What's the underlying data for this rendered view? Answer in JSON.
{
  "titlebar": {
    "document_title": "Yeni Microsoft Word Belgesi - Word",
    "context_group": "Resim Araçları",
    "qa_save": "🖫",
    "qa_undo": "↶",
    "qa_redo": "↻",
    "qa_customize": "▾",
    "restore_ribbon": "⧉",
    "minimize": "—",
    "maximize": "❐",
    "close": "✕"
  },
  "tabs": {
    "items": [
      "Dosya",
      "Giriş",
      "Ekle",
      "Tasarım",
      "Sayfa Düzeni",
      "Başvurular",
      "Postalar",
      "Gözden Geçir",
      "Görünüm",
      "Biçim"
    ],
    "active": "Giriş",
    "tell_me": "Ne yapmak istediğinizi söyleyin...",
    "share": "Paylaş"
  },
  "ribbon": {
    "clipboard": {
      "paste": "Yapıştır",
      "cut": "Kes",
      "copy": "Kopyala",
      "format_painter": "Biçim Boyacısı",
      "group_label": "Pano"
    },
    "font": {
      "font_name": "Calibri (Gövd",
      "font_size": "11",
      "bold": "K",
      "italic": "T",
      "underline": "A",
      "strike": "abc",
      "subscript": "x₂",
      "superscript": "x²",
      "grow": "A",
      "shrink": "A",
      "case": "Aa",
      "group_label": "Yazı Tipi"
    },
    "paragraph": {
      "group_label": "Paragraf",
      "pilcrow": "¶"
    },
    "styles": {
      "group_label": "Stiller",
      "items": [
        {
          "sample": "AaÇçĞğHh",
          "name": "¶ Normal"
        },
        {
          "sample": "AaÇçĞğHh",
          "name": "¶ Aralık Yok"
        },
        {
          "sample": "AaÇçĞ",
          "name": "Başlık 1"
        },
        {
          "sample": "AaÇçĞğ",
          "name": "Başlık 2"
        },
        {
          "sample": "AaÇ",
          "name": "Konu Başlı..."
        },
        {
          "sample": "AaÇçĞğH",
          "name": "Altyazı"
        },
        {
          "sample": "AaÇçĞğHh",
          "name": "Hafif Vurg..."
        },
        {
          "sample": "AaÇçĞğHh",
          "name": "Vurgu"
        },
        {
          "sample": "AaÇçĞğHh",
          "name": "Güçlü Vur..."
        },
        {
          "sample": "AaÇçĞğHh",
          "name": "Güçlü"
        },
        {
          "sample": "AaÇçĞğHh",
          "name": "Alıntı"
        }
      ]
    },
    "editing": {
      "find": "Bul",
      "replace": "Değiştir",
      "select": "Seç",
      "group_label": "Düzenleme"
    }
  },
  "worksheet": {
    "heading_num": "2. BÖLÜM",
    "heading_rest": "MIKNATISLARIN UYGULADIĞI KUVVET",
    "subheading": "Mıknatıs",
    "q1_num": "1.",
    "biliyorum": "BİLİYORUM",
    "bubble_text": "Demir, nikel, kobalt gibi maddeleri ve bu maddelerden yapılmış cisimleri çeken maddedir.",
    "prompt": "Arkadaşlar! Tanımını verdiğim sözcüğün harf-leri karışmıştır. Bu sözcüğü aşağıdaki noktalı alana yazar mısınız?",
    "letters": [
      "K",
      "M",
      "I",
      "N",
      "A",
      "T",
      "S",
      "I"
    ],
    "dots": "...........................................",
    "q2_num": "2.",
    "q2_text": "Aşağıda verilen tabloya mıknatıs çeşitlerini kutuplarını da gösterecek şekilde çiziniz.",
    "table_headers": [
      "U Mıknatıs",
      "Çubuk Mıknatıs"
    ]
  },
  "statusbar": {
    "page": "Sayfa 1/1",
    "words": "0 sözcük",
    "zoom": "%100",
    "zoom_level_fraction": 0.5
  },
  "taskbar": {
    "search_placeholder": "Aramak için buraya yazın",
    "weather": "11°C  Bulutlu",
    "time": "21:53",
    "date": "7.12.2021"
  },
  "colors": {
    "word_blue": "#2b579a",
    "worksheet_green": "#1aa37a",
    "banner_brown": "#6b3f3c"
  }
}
- - - - - - -
### Written instruction
Your task is to repeat the data exactly, with nothing left out.

### Written reply
What's the underlying data for this rendered view? Answer in JSON.
{
  "titlebar": {
    "document_title": "Yeni Microsoft Word Belgesi - Word",
    "context_group": "Resim Araçları",
    "qa_save": "🖫",
    "qa_undo": "↶",
    "qa_redo": "↻",
    "qa_customize": "▾",
    "restore_ribbon": "⧉",
    "minimize": "—",
    "maximize": "❐",
    "close": "✕"
  },
  "tabs": {
    "items": [
      "Dosya",
      "Giriş",
      "Ekle",
      "Tasarım",
      "Sayfa Düzeni",
      "Başvurular",
      "Postalar",
      "Gözden Geçir",
      "Görünüm",
      "Biçim"
    ],
    "active": "Giriş",
    "tell_me": "Ne yapmak istediğinizi söyleyin...",
    "share": "Paylaş"
  },
  "ribbon": {
    "clipboard": {
      "paste": "Yapıştır",
      "cut": "Kes",
      "copy": "Kopyala",
      "format_painter": "Biçim Boyacısı",
      "group_label": "Pano"
    },
    "font": {
      "font_name": "Calibri (Gövd",
      "font_size": "11",
      "bold": "K",
      "italic": "T",
      "underline": "A",
      "strike": "abc",
      "subscript": "x₂",
      "superscript": "x²",
      "grow": "A",
      "shrink": "A",
      "case": "Aa",
      "group_label": "Yazı Tipi"
    },
    "paragraph": {
      "group_label": "Paragraf",
      "pilcrow": "¶"
    },
    "styles": {
      "group_label": "Stiller",
      "items": [
        {
          "sample": "AaÇçĞğHh",
          "name": "¶ Normal"
        },
        {
          "sample": "AaÇçĞğHh",
          "name": "¶ Aralık Yok"
        },
        {
          "sample": "AaÇçĞ",
          "name": "Başlık 1"
        },
        {
          "sample": "AaÇçĞğ",
          "name": "Başlık 2"
        },
        {
          "sample": "AaÇ",
          "name": "Konu Başlı..."
        },
        {
          "sample": "AaÇçĞğH",
          "name": "Altyazı"
        },
        {
          "sample": "AaÇçĞğHh",
          "name": "Hafif Vurg..."
        },
        {
          "sample": "AaÇçĞğHh",
          "name": "Vurgu"
        },
        {
          "sample": "AaÇçĞğHh",
          "name": "Güçlü Vur..."
        },
        {
          "sample": "AaÇçĞğHh",
          "name": "Güçlü"
        },
        {
          "sample": "AaÇçĞğHh",
          "name": "Alıntı"
        }
      ]
    },
    "editing": {
      "find": "Bul",
      "replace": "Değiştir",
      "select": "Seç",
      "group_label": "Düzenleme"
    }
  },
  "worksheet": {
    "heading_num": "2. BÖLÜM",
    "heading_rest": "MIKNATISLARIN UYGULADIĞI KUVVET",
    "subheading": "Mıknatıs",
    "q1_num": "1.",
    "biliyorum": "BİLİYORUM",
    "bubble_text": "Demir, nikel, kobalt gibi maddeleri ve bu maddelerden yapılmış cisimleri çeken maddedir.",
    "prompt": "Arkadaşlar! Tanımını verdiğim sözcüğün harf-leri karışmıştır. Bu sözcüğü aşağıdaki noktalı alana yazar mısınız?",
    "letters": [
      "K",
      "M",
      "I",
      "N",
      "A",
      "T",
      "S",
      "I"
    ],
    "dots": "...........................................",
    "q2_num": "2.",
    "q2_text": "Aşağıda verilen tabloya mıknatıs çeşitlerini kutuplarını da gösterecek şekilde çiziniz.",
    "table_headers": [
      "U Mıknatıs",
      "Çubuk Mıknatıs"
    ]
  },
  "statusbar": {
    "page": "Sayfa 1/1",
    "words": "0 sözcük",
    "zoom": "%100",
    "zoom_level_fraction": 0.5
  },
  "taskbar": {
    "search_placeholder": "Aramak için buraya yazın",
    "weather": "11°C  Bulutlu",
    "time": "21:53",
    "date": "7.12.2021"
  },
  "colors": {
    "word_blue": "#2b579a",
    "worksheet_green": "#1aa37a",
    "banner_brown": "#6b3f3c"
  }
}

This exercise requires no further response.